## What needs to be done
Find every line containing the word "Generate" in the records below; report only how many there are.
....
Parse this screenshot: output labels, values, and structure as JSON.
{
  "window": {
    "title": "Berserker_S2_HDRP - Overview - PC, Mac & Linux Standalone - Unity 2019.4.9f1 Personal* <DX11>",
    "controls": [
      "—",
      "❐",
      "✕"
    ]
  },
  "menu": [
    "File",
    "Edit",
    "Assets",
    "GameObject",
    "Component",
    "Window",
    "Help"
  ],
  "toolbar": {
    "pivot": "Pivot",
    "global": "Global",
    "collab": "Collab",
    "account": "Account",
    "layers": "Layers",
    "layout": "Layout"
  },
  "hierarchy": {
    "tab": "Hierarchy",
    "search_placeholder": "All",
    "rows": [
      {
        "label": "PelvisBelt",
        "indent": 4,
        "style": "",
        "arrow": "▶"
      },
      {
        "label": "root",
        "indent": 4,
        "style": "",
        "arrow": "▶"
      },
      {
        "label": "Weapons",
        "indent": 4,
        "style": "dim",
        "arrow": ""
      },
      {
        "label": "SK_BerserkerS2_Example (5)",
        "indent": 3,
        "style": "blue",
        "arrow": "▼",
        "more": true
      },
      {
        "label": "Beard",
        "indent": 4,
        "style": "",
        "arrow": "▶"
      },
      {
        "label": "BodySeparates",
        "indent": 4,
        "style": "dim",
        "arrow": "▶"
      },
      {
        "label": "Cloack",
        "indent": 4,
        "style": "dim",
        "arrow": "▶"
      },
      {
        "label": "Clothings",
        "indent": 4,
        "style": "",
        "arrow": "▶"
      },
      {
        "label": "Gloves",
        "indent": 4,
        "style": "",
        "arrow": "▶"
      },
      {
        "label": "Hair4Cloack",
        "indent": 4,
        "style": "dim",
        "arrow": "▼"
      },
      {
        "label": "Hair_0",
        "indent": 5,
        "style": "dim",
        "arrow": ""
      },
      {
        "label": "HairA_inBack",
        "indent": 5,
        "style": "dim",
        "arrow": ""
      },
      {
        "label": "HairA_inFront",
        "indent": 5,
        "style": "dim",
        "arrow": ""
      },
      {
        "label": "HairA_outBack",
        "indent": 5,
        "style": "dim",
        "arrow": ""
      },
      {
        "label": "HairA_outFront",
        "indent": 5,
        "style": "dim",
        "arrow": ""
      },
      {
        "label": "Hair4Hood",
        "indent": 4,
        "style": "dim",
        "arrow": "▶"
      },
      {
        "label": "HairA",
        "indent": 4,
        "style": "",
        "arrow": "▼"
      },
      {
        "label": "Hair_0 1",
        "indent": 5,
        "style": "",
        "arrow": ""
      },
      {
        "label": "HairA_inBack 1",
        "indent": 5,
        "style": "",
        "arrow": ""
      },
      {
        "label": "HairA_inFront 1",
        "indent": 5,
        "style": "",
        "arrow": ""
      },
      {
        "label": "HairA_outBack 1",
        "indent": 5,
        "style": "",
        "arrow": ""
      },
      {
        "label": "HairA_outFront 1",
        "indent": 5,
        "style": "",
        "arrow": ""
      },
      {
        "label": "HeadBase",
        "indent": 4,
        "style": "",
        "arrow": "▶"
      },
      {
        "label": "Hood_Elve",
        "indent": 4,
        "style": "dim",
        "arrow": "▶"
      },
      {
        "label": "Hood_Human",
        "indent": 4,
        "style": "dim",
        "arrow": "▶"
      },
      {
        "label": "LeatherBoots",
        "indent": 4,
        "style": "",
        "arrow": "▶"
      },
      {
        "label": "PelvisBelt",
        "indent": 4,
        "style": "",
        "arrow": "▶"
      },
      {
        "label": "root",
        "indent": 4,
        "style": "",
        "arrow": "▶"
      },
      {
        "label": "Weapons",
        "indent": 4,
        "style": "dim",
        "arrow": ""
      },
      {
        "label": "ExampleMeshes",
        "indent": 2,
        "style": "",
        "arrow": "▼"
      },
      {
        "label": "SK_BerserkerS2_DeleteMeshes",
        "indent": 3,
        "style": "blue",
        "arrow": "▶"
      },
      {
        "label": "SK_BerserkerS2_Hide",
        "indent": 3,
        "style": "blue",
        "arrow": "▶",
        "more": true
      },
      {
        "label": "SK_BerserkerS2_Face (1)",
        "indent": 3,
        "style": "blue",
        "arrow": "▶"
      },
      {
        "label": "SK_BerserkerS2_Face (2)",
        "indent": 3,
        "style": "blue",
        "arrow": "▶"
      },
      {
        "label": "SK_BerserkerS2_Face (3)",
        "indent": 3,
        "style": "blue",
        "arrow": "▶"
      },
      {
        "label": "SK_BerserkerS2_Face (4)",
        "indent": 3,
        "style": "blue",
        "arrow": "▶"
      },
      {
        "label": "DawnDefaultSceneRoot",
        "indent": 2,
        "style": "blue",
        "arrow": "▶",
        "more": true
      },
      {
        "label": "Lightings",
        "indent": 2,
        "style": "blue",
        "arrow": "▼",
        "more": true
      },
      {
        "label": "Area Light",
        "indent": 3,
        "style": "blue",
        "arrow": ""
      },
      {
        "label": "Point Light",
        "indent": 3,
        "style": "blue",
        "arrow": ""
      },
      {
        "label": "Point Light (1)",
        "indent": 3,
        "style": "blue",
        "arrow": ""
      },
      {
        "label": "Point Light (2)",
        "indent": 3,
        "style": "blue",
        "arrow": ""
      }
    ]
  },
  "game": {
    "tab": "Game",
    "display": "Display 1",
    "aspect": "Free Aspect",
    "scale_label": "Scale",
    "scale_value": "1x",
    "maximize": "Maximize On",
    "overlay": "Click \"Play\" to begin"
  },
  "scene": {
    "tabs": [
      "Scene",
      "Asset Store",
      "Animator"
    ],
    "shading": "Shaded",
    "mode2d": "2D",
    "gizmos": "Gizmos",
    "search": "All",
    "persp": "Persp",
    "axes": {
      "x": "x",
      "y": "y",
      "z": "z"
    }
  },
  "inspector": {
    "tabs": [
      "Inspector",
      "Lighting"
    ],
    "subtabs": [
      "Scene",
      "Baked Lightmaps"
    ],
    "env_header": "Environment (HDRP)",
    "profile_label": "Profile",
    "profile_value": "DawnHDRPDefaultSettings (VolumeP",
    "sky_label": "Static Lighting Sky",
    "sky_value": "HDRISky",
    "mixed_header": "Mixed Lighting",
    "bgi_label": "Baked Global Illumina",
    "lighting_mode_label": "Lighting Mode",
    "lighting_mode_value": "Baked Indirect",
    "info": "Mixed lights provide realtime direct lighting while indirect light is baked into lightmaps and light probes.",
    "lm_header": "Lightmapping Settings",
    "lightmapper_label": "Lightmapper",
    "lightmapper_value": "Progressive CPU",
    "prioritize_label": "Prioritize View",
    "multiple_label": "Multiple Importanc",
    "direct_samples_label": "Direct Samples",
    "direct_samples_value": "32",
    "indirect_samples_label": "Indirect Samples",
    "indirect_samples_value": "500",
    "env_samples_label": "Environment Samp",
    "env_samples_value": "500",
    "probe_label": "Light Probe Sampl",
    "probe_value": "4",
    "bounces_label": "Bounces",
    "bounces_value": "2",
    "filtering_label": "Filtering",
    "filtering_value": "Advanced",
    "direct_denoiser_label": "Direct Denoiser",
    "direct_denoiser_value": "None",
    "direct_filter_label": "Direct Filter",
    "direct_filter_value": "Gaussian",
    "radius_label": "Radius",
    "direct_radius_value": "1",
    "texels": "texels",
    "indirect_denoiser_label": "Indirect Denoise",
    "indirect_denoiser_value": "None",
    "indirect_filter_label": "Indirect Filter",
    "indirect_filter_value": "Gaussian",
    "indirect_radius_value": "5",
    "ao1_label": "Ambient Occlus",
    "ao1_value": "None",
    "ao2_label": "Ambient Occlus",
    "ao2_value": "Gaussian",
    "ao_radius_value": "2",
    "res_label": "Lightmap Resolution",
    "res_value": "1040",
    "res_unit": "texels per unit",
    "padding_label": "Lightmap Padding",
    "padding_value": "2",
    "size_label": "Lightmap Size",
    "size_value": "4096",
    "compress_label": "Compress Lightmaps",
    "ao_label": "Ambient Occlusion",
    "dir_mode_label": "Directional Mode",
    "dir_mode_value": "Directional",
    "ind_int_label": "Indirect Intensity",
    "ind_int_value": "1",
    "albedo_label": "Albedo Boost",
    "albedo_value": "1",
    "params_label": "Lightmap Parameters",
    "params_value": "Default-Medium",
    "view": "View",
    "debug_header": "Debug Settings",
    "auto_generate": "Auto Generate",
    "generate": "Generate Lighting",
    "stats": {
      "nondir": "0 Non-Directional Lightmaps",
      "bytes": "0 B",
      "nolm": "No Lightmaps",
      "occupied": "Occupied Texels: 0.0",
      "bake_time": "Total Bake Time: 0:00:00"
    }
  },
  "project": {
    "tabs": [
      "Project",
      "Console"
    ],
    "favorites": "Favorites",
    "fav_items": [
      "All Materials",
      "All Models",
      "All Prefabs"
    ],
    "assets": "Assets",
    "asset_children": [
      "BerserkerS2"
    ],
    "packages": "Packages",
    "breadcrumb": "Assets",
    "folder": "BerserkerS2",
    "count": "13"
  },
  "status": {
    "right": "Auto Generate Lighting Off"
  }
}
....
## Task result
3